━━ DATA FOR THIS EXERCISE
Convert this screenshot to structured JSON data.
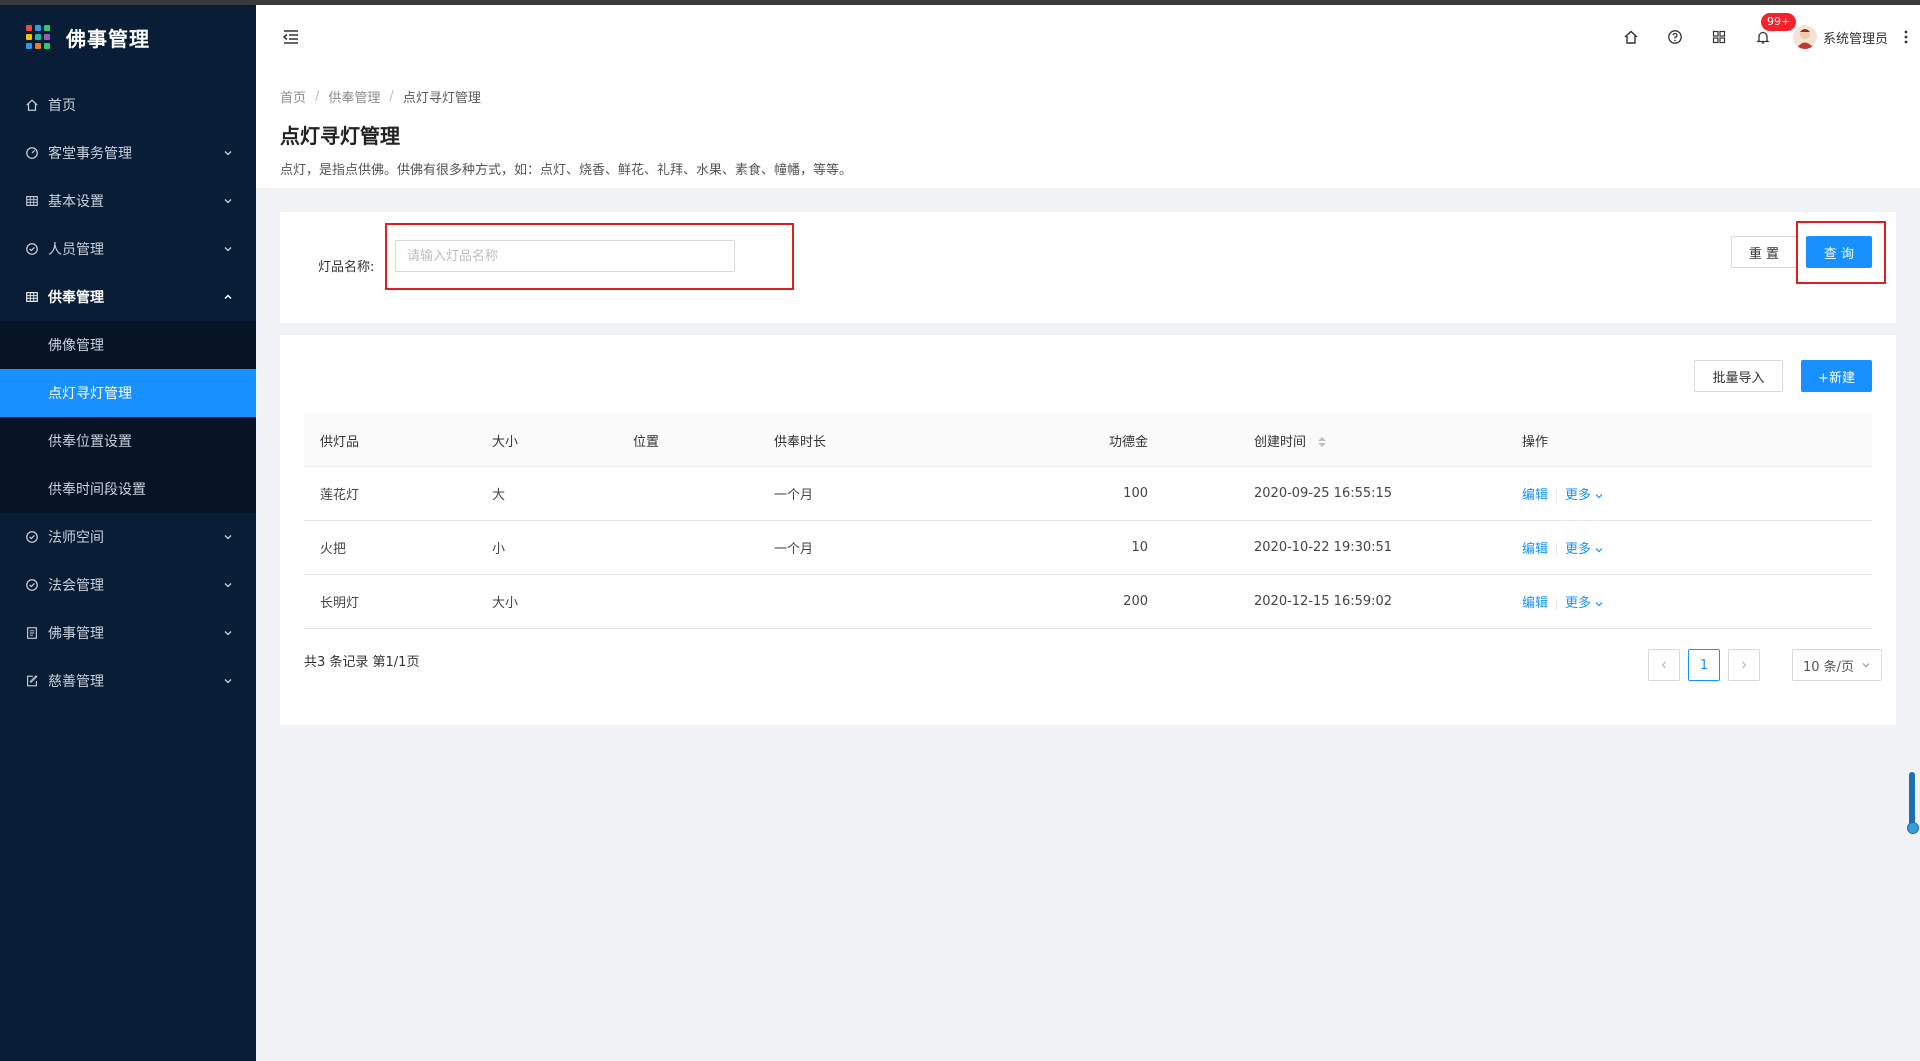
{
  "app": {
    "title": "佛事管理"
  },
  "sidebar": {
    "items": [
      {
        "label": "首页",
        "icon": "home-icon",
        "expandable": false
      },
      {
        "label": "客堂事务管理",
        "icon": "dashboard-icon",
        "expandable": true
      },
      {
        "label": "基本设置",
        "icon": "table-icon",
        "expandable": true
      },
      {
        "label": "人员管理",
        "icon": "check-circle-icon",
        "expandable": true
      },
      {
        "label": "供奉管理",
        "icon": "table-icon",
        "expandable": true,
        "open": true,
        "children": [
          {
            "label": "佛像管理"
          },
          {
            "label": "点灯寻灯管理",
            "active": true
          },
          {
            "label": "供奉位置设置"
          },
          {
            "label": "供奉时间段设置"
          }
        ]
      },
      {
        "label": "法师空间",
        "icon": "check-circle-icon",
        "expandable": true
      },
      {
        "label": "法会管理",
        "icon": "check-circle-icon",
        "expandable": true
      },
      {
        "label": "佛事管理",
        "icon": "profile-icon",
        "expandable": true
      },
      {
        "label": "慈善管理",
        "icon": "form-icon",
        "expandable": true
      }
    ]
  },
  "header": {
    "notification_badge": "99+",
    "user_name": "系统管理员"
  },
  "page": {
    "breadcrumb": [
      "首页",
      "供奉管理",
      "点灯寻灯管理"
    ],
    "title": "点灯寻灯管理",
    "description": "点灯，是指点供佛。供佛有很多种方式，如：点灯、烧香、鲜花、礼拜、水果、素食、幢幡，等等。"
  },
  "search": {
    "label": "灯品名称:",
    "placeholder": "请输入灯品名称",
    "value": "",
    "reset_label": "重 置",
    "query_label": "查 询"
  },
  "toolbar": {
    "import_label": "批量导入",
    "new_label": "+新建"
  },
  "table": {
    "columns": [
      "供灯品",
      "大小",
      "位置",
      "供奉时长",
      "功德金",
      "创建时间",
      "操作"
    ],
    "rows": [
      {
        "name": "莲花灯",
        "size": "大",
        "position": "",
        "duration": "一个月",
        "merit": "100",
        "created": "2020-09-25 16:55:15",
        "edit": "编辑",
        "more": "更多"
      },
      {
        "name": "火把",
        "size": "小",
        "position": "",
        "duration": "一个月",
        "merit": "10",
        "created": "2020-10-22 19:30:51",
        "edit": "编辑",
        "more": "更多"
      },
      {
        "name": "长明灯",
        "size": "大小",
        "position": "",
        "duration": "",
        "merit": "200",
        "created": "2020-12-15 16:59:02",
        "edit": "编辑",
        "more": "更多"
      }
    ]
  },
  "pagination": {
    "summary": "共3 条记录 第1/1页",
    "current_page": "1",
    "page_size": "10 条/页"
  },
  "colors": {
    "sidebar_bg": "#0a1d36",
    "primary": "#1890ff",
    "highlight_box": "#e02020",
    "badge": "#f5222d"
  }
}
━━━━
▶ [JOB] The records above are to be quoted exactly, with all pictures left out.

▶ [SOLUTION TO THIS TASK]
Convert this screenshot to structured JSON data.
{
  "app": {
    "title": "佛事管理"
  },
  "sidebar": {
    "items": [
      {
        "label": "首页",
        "icon": "home-icon",
        "expandable": false
      },
      {
        "label": "客堂事务管理",
        "icon": "dashboard-icon",
        "expandable": true
      },
      {
        "label": "基本设置",
        "icon": "table-icon",
        "expandable": true
      },
      {
        "label": "人员管理",
        "icon": "check-circle-icon",
        "expandable": true
      },
      {
        "label": "供奉管理",
        "icon": "table-icon",
        "expandable": true,
        "open": true,
        "children": [
          {
            "label": "佛像管理"
          },
          {
            "label": "点灯寻灯管理",
            "active": true
          },
          {
            "label": "供奉位置设置"
          },
          {
            "label": "供奉时间段设置"
          }
        ]
      },
      {
        "label": "法师空间",
        "icon": "check-circle-icon",
        "expandable": true
      },
      {
        "label": "法会管理",
        "icon": "check-circle-icon",
        "expandable": true
      },
      {
        "label": "佛事管理",
        "icon": "profile-icon",
        "expandable": true
      },
      {
        "label": "慈善管理",
        "icon": "form-icon",
        "expandable": true
      }
    ]
  },
  "header": {
    "notification_badge": "99+",
    "user_name": "系统管理员"
  },
  "page": {
    "breadcrumb": [
      "首页",
      "供奉管理",
      "点灯寻灯管理"
    ],
    "title": "点灯寻灯管理",
    "description": "点灯，是指点供佛。供佛有很多种方式，如：点灯、烧香、鲜花、礼拜、水果、素食、幢幡，等等。"
  },
  "search": {
    "label": "灯品名称:",
    "placeholder": "请输入灯品名称",
    "value": "",
    "reset_label": "重 置",
    "query_label": "查 询"
  },
  "toolbar": {
    "import_label": "批量导入",
    "new_label": "+新建"
  },
  "table": {
    "columns": [
      "供灯品",
      "大小",
      "位置",
      "供奉时长",
      "功德金",
      "创建时间",
      "操作"
    ],
    "rows": [
      {
        "name": "莲花灯",
        "size": "大",
        "position": "",
        "duration": "一个月",
        "merit": "100",
        "created": "2020-09-25 16:55:15",
        "edit": "编辑",
        "more": "更多"
      },
      {
        "name": "火把",
        "size": "小",
        "position": "",
        "duration": "一个月",
        "merit": "10",
        "created": "2020-10-22 19:30:51",
        "edit": "编辑",
        "more": "更多"
      },
      {
        "name": "长明灯",
        "size": "大小",
        "position": "",
        "duration": "",
        "merit": "200",
        "created": "2020-12-15 16:59:02",
        "edit": "编辑",
        "more": "更多"
      }
    ]
  },
  "pagination": {
    "summary": "共3 条记录 第1/1页",
    "current_page": "1",
    "page_size": "10 条/页"
  },
  "colors": {
    "sidebar_bg": "#0a1d36",
    "primary": "#1890ff",
    "highlight_box": "#e02020",
    "badge": "#f5222d"
  }
}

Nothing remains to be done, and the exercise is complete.